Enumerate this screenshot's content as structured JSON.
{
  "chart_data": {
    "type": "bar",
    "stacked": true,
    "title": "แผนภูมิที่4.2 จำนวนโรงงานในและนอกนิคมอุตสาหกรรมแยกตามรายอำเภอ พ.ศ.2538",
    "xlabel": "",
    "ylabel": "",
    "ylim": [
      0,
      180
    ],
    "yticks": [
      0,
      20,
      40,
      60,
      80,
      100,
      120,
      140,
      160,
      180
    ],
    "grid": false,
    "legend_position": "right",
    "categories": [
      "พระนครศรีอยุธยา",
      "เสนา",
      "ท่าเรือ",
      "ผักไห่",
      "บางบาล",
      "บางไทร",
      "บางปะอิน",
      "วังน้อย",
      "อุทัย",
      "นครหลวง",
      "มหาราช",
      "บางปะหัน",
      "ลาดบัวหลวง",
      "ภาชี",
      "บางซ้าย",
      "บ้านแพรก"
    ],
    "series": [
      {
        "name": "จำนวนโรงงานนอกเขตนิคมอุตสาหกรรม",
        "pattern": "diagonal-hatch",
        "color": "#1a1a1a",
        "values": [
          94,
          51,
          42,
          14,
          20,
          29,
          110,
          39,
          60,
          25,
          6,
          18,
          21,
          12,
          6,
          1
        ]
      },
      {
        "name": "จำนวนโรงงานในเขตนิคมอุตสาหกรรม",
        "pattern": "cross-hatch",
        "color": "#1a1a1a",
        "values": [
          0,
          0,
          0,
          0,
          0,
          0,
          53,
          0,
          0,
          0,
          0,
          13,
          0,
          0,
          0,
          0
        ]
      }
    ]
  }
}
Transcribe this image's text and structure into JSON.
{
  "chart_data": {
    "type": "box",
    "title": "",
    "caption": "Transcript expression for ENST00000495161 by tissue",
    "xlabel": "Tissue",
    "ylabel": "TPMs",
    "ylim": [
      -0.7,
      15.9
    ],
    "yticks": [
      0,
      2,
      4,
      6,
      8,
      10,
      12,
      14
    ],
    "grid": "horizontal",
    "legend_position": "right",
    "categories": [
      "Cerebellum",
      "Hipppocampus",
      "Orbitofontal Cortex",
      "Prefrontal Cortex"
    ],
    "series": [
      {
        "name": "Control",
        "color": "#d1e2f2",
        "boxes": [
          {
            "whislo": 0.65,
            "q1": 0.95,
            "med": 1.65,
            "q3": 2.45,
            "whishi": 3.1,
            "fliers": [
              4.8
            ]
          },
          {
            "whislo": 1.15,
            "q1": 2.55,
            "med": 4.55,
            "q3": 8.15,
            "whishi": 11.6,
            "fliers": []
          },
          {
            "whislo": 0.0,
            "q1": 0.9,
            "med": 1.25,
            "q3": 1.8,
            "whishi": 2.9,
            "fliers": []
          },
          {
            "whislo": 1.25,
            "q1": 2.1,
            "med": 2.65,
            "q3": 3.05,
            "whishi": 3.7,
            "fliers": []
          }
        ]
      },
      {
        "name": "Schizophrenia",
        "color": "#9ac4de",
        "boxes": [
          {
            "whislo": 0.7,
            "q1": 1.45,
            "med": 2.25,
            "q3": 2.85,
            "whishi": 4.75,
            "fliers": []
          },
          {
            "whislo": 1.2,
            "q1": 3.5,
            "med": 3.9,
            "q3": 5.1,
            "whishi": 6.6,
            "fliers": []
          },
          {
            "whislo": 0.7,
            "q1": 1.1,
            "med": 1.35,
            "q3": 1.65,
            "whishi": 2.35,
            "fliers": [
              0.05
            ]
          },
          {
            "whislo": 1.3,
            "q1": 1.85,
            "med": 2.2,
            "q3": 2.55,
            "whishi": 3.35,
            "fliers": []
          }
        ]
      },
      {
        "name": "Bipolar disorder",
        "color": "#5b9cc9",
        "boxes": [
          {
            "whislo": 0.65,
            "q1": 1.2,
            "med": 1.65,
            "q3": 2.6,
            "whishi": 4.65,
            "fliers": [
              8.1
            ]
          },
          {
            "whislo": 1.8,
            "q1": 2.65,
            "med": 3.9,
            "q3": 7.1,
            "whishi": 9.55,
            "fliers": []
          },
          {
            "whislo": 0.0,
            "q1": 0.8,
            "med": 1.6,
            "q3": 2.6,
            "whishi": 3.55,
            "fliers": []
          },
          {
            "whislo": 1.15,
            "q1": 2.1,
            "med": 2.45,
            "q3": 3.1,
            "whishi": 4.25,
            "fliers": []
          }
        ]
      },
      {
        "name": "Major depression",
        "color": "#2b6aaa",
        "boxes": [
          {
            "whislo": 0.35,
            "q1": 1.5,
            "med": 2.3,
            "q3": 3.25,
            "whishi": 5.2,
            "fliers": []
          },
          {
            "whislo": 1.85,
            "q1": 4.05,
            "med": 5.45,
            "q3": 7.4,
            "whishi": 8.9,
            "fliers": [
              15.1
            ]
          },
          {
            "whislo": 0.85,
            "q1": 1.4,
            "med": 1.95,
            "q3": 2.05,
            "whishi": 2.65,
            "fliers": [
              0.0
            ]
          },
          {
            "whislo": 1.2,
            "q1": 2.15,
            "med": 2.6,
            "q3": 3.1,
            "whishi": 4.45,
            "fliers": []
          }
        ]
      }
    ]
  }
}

• **Your goal**:
Recopy the whole listing exactly.

• **Task solution**:
Enumerate this screenshot's content as structured JSON.
{
  "chart_data": {
    "type": "bar",
    "stacked": true,
    "title": "แผนภูมิที่4.2 จำนวนโรงงานในและนอกนิคมอุตสาหกรรมแยกตามรายอำเภอ พ.ศ.2538",
    "xlabel": "",
    "ylabel": "",
    "ylim": [
      0,
      180
    ],
    "yticks": [
      0,
      20,
      40,
      60,
      80,
      100,
      120,
      140,
      160,
      180
    ],
    "grid": false,
    "legend_position": "right",
    "categories": [
      "พระนครศรีอยุธยา",
      "เสนา",
      "ท่าเรือ",
      "ผักไห่",
      "บางบาล",
      "บางไทร",
      "บางปะอิน",
      "วังน้อย",
      "อุทัย",
      "นครหลวง",
      "มหาราช",
      "บางปะหัน",
      "ลาดบัวหลวง",
      "ภาชี",
      "บางซ้าย",
      "บ้านแพรก"
    ],
    "series": [
      {
        "name": "จำนวนโรงงานนอกเขตนิคมอุตสาหกรรม",
        "pattern": "diagonal-hatch",
        "color": "#1a1a1a",
        "values": [
          94,
          51,
          42,
          14,
          20,
          29,
          110,
          39,
          60,
          25,
          6,
          18,
          21,
          12,
          6,
          1
        ]
      },
      {
        "name": "จำนวนโรงงานในเขตนิคมอุตสาหกรรม",
        "pattern": "cross-hatch",
        "color": "#1a1a1a",
        "values": [
          0,
          0,
          0,
          0,
          0,
          0,
          53,
          0,
          0,
          0,
          0,
          13,
          0,
          0,
          0,
          0
        ]
      }
    ]
  }
}
Transcribe this image's text and structure into JSON.
{
  "chart_data": {
    "type": "box",
    "title": "",
    "caption": "Transcript expression for ENST00000495161 by tissue",
    "xlabel": "Tissue",
    "ylabel": "TPMs",
    "ylim": [
      -0.7,
      15.9
    ],
    "yticks": [
      0,
      2,
      4,
      6,
      8,
      10,
      12,
      14
    ],
    "grid": "horizontal",
    "legend_position": "right",
    "categories": [
      "Cerebellum",
      "Hipppocampus",
      "Orbitofontal Cortex",
      "Prefrontal Cortex"
    ],
    "series": [
      {
        "name": "Control",
        "color": "#d1e2f2",
        "boxes": [
          {
            "whislo": 0.65,
            "q1": 0.95,
            "med": 1.65,
            "q3": 2.45,
            "whishi": 3.1,
            "fliers": [
              4.8
            ]
          },
          {
            "whislo": 1.15,
            "q1": 2.55,
            "med": 4.55,
            "q3": 8.15,
            "whishi": 11.6,
            "fliers": []
          },
          {
            "whislo": 0.0,
            "q1": 0.9,
            "med": 1.25,
            "q3": 1.8,
            "whishi": 2.9,
            "fliers": []
          },
          {
            "whislo": 1.25,
            "q1": 2.1,
            "med": 2.65,
            "q3": 3.05,
            "whishi": 3.7,
            "fliers": []
          }
        ]
      },
      {
        "name": "Schizophrenia",
        "color": "#9ac4de",
        "boxes": [
          {
            "whislo": 0.7,
            "q1": 1.45,
            "med": 2.25,
            "q3": 2.85,
            "whishi": 4.75,
            "fliers": []
          },
          {
            "whislo": 1.2,
            "q1": 3.5,
            "med": 3.9,
            "q3": 5.1,
            "whishi": 6.6,
            "fliers": []
          },
          {
            "whislo": 0.7,
            "q1": 1.1,
            "med": 1.35,
            "q3": 1.65,
            "whishi": 2.35,
            "fliers": [
              0.05
            ]
          },
          {
            "whislo": 1.3,
            "q1": 1.85,
            "med": 2.2,
            "q3": 2.55,
            "whishi": 3.35,
            "fliers": []
          }
        ]
      },
      {
        "name": "Bipolar disorder",
        "color": "#5b9cc9",
        "boxes": [
          {
            "whislo": 0.65,
            "q1": 1.2,
            "med": 1.65,
            "q3": 2.6,
            "whishi": 4.65,
            "fliers": [
              8.1
            ]
          },
          {
            "whislo": 1.8,
            "q1": 2.65,
            "med": 3.9,
            "q3": 7.1,
            "whishi": 9.55,
            "fliers": []
          },
          {
            "whislo": 0.0,
            "q1": 0.8,
            "med": 1.6,
            "q3": 2.6,
            "whishi": 3.55,
            "fliers": []
          },
          {
            "whislo": 1.15,
            "q1": 2.1,
            "med": 2.45,
            "q3": 3.1,
            "whishi": 4.25,
            "fliers": []
          }
        ]
      },
      {
        "name": "Major depression",
        "color": "#2b6aaa",
        "boxes": [
          {
            "whislo": 0.35,
            "q1": 1.5,
            "med": 2.3,
            "q3": 3.25,
            "whishi": 5.2,
            "fliers": []
          },
          {
            "whislo": 1.85,
            "q1": 4.05,
            "med": 5.45,
            "q3": 7.4,
            "whishi": 8.9,
            "fliers": [
              15.1
            ]
          },
          {
            "whislo": 0.85,
            "q1": 1.4,
            "med": 1.95,
            "q3": 2.05,
            "whishi": 2.65,
            "fliers": [
              0.0
            ]
          },
          {
            "whislo": 1.2,
            "q1": 2.15,
            "med": 2.6,
            "q3": 3.1,
            "whishi": 4.45,
            "fliers": []
          }
        ]
      }
    ]
  }
}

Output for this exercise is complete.